Supplied records
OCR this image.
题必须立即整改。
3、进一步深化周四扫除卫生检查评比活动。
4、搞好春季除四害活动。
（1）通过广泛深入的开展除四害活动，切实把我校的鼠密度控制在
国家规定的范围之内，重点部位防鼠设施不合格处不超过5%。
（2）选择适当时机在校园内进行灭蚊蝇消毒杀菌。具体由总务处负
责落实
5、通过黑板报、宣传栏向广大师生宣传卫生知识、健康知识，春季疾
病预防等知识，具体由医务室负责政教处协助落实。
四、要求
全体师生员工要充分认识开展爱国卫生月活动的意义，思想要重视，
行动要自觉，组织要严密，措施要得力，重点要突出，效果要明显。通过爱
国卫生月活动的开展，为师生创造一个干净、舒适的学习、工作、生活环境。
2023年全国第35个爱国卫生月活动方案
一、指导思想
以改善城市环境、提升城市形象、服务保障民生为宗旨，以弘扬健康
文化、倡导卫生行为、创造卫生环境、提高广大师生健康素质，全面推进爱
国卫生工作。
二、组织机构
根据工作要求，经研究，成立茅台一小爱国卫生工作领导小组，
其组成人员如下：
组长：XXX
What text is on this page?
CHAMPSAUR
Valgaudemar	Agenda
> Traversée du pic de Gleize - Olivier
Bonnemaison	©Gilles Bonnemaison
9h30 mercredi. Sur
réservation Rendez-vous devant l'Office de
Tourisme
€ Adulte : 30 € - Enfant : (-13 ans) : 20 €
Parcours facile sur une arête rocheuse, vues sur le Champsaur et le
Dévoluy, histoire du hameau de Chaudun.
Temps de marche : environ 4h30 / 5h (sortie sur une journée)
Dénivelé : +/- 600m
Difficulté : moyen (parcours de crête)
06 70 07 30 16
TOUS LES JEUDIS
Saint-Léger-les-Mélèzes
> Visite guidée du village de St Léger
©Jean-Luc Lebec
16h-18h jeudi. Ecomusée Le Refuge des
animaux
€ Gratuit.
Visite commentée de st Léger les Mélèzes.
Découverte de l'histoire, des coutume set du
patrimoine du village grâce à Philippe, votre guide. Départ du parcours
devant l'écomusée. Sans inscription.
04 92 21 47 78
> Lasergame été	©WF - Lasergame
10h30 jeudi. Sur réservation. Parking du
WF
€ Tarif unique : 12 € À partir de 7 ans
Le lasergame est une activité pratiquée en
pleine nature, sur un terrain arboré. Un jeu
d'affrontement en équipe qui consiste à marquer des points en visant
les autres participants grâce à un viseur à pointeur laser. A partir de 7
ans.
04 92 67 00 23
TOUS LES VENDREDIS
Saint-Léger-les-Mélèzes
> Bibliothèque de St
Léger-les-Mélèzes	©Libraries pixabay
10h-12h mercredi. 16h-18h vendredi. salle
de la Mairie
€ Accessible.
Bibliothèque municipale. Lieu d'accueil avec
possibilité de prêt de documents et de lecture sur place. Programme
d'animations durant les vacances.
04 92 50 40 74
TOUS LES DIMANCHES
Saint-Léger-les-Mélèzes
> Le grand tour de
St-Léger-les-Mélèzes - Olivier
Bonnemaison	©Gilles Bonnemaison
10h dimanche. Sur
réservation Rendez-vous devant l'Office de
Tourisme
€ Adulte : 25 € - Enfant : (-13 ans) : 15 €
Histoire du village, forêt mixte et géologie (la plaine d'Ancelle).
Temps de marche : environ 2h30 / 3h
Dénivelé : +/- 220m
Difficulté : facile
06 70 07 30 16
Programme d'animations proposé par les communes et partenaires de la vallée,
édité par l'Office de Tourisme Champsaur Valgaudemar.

Exercise details
From the data above, copy each line that has the string "mercredi".

Worked solution
9h30 mercredi. Sur
10h-12h mercredi. 16h-18h vendredi. salle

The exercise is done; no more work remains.